#### Data to use:
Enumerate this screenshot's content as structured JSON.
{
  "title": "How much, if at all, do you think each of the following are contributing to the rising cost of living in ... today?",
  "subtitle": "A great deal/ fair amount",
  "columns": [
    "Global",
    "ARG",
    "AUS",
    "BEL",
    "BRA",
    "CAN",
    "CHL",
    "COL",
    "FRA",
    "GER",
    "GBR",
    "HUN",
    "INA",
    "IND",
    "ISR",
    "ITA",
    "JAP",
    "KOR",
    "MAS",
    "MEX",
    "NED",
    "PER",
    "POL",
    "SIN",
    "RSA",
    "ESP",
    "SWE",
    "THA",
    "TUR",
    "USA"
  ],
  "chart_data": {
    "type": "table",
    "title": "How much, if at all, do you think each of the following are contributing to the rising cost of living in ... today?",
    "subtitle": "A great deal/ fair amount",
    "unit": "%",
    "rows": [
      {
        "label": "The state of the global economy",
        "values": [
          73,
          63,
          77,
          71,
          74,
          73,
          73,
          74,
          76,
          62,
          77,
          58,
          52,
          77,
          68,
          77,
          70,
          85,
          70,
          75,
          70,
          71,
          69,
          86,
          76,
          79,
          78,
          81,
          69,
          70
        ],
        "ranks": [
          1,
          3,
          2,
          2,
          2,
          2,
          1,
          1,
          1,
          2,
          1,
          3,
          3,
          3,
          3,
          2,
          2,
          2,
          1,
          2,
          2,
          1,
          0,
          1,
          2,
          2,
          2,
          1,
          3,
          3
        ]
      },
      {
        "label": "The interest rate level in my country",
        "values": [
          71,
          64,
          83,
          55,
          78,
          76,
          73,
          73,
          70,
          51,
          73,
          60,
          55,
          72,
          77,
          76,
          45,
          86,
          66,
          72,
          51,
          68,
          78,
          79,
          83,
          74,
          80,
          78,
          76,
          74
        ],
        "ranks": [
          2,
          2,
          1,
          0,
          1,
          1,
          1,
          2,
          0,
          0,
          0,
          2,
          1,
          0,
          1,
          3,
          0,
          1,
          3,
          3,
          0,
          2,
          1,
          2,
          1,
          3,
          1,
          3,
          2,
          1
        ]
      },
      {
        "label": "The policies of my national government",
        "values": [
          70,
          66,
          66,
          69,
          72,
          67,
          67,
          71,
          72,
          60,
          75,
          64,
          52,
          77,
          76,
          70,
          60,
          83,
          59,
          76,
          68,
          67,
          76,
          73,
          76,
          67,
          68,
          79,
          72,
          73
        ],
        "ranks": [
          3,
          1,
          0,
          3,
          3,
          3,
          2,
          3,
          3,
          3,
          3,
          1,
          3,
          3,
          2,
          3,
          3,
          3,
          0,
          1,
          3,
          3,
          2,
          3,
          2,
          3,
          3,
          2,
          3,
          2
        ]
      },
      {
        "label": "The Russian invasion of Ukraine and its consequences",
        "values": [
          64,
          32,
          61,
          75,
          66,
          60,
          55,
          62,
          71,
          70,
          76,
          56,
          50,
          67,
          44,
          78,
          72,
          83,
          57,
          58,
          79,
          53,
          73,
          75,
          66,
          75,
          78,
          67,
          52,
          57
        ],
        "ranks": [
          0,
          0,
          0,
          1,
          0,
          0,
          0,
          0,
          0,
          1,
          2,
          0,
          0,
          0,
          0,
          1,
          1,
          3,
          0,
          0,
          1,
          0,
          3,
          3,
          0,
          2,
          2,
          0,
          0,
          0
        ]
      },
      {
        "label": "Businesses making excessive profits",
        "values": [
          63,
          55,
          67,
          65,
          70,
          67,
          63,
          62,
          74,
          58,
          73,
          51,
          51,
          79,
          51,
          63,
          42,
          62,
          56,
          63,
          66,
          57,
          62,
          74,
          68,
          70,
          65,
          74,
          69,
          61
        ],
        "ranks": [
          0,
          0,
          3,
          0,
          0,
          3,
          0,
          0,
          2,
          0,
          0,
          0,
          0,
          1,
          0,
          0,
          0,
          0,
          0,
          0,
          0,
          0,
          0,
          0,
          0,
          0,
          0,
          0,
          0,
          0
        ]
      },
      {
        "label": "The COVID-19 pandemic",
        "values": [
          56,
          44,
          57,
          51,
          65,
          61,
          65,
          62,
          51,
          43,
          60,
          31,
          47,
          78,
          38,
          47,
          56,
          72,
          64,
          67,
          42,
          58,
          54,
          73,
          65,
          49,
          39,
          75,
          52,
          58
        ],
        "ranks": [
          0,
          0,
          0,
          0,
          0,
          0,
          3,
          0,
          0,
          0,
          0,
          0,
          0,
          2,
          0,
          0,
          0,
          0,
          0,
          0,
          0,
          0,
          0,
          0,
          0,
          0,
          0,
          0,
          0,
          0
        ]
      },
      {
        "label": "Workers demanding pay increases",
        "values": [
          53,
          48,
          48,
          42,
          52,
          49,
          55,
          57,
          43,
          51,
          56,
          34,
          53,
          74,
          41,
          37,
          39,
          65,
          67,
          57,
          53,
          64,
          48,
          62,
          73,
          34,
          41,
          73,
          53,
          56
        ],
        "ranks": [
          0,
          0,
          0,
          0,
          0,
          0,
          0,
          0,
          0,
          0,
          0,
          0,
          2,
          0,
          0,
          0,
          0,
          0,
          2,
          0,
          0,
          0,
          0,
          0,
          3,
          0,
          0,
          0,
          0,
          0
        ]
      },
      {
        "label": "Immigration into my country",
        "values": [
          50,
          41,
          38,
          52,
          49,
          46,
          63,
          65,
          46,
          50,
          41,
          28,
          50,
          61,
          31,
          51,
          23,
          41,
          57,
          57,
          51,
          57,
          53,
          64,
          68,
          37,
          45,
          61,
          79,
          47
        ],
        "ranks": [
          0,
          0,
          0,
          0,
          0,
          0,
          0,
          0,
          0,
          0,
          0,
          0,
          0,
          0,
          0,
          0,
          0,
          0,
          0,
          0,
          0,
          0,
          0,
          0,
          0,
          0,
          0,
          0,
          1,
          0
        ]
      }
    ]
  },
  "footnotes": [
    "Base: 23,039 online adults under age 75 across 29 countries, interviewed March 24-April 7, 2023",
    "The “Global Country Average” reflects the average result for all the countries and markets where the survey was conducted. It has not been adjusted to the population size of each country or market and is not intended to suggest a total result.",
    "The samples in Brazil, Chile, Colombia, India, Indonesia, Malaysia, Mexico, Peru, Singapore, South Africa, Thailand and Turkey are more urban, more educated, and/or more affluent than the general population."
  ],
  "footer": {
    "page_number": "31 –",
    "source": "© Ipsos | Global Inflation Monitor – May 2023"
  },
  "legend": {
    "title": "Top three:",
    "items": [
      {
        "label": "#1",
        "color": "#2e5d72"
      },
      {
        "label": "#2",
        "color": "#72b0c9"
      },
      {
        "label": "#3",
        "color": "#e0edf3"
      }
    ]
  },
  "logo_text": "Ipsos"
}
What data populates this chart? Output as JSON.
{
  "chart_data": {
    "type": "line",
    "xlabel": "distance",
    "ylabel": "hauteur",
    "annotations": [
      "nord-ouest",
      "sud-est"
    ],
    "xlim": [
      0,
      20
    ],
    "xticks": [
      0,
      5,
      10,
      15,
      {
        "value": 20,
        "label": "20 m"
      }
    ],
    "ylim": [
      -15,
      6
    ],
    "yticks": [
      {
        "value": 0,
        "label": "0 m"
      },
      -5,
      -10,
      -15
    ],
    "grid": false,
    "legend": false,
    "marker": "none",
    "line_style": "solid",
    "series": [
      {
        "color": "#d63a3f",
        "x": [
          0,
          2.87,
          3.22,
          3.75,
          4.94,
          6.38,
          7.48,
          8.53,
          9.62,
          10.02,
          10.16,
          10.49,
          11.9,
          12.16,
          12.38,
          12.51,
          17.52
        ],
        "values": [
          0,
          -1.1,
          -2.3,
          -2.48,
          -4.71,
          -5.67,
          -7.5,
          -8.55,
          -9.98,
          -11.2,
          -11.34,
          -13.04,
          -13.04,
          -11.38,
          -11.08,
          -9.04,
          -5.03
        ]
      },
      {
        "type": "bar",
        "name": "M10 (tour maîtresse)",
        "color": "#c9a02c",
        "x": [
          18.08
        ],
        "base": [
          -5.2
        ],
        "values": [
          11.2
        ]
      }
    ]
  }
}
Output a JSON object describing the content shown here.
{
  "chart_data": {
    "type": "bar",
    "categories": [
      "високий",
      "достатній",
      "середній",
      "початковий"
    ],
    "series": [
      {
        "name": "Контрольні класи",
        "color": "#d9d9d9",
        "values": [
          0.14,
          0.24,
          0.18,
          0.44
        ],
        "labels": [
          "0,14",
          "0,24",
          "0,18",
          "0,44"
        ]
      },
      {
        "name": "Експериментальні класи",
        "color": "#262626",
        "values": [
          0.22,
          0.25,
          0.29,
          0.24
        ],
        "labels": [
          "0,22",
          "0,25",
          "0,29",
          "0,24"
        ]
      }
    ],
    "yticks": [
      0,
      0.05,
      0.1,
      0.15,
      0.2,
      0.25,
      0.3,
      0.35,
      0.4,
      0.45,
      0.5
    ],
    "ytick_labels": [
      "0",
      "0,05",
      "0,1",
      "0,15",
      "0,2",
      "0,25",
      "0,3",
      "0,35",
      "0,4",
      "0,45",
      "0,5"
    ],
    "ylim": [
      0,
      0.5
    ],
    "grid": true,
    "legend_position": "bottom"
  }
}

#### To do:
Give a single number: the count of lines above that include the word "JSON".

#### Task answer:
3